[Extracted data entries]

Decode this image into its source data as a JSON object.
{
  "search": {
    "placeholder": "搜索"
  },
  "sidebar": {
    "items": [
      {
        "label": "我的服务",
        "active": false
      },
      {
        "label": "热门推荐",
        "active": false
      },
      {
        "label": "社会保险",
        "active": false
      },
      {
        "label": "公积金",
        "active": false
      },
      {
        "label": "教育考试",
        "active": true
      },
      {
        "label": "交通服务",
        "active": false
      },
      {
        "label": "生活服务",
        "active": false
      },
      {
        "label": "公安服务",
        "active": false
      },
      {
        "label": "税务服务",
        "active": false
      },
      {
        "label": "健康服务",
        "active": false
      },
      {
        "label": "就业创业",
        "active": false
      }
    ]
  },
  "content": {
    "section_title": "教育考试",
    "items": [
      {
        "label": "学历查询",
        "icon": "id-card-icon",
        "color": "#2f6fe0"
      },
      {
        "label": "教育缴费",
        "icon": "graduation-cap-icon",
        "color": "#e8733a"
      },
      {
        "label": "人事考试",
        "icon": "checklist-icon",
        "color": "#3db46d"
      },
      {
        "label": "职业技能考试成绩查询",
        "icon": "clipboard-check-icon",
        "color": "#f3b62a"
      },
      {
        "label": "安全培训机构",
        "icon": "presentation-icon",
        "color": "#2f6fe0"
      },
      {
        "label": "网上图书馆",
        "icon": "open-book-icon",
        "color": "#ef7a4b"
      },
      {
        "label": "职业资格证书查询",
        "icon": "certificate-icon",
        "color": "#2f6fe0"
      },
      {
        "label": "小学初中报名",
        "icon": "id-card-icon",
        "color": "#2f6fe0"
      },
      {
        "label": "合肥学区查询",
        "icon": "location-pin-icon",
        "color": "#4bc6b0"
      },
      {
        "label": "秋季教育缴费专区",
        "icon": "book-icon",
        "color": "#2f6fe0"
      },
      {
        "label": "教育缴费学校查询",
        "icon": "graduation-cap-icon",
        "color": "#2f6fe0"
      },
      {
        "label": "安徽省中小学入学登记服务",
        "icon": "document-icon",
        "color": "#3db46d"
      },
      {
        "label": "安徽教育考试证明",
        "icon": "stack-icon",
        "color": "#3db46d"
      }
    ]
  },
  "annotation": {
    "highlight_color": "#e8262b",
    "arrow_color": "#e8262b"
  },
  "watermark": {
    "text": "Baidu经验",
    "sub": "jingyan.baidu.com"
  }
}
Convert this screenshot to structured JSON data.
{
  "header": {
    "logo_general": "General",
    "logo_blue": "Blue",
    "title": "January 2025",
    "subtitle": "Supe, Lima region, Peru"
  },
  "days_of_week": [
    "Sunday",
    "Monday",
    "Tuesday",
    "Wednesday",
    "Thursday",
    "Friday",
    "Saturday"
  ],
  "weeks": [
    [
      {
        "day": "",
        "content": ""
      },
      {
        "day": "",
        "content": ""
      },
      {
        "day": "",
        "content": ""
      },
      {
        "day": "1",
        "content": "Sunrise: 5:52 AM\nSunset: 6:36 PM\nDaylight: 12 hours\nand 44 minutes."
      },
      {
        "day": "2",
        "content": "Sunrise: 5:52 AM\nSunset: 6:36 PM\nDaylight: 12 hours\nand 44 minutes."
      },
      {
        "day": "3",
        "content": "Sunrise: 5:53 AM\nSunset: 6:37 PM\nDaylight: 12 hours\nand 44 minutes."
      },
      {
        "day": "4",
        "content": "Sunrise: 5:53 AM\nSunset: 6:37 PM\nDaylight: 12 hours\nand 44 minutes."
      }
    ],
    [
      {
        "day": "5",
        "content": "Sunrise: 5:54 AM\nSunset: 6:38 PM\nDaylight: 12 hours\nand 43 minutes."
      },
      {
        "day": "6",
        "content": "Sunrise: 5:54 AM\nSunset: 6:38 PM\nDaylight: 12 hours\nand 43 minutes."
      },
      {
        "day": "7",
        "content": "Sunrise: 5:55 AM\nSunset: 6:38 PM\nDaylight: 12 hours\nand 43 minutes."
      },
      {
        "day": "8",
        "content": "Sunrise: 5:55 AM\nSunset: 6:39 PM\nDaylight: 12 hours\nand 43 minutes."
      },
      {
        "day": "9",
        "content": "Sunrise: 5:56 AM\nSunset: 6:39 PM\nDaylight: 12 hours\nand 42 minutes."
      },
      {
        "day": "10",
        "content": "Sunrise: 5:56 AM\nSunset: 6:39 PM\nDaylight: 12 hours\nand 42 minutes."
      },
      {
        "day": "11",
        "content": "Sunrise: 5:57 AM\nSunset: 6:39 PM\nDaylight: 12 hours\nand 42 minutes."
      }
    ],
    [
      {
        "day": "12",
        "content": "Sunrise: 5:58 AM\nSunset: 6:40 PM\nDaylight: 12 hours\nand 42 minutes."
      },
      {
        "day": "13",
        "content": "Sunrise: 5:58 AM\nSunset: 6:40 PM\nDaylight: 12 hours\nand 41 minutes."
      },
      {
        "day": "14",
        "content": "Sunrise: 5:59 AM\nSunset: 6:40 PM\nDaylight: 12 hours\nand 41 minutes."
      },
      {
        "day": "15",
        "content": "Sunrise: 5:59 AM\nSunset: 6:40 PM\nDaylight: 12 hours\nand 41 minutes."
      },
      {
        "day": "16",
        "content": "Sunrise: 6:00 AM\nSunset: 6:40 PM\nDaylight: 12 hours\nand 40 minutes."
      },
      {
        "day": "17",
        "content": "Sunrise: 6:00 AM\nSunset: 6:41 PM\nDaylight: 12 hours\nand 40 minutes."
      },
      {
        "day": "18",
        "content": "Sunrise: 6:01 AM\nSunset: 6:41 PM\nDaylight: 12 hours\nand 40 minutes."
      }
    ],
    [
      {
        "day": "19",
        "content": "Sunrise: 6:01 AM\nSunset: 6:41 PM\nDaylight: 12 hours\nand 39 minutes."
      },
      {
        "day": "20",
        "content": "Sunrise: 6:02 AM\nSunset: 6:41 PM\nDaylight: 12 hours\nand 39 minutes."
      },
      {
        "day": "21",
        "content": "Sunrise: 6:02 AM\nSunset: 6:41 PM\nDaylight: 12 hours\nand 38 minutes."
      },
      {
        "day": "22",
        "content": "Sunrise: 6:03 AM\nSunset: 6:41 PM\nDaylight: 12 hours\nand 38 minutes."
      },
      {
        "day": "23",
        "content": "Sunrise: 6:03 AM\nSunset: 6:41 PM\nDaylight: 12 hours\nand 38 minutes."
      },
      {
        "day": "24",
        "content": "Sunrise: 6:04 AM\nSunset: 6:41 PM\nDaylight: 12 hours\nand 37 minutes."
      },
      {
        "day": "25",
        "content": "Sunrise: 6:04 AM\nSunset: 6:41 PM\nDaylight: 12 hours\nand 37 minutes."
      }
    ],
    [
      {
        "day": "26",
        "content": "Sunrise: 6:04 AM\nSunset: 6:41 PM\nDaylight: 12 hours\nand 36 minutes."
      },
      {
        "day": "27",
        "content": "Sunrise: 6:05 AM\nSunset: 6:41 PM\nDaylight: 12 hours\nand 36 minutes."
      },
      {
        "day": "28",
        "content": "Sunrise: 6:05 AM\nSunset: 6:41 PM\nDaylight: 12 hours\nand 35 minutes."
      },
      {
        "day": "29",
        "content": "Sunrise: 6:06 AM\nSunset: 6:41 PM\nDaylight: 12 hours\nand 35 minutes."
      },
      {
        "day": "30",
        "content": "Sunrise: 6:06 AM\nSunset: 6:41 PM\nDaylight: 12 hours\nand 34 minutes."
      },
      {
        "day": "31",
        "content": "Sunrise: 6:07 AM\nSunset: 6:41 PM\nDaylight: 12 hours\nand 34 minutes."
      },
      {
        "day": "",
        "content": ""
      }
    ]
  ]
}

- [What to do]: Sift the material for lines with the string "this". Copy each one found.

- [Right answer]:
Decode this image into its source data as a JSON object.
Convert this screenshot to structured JSON data.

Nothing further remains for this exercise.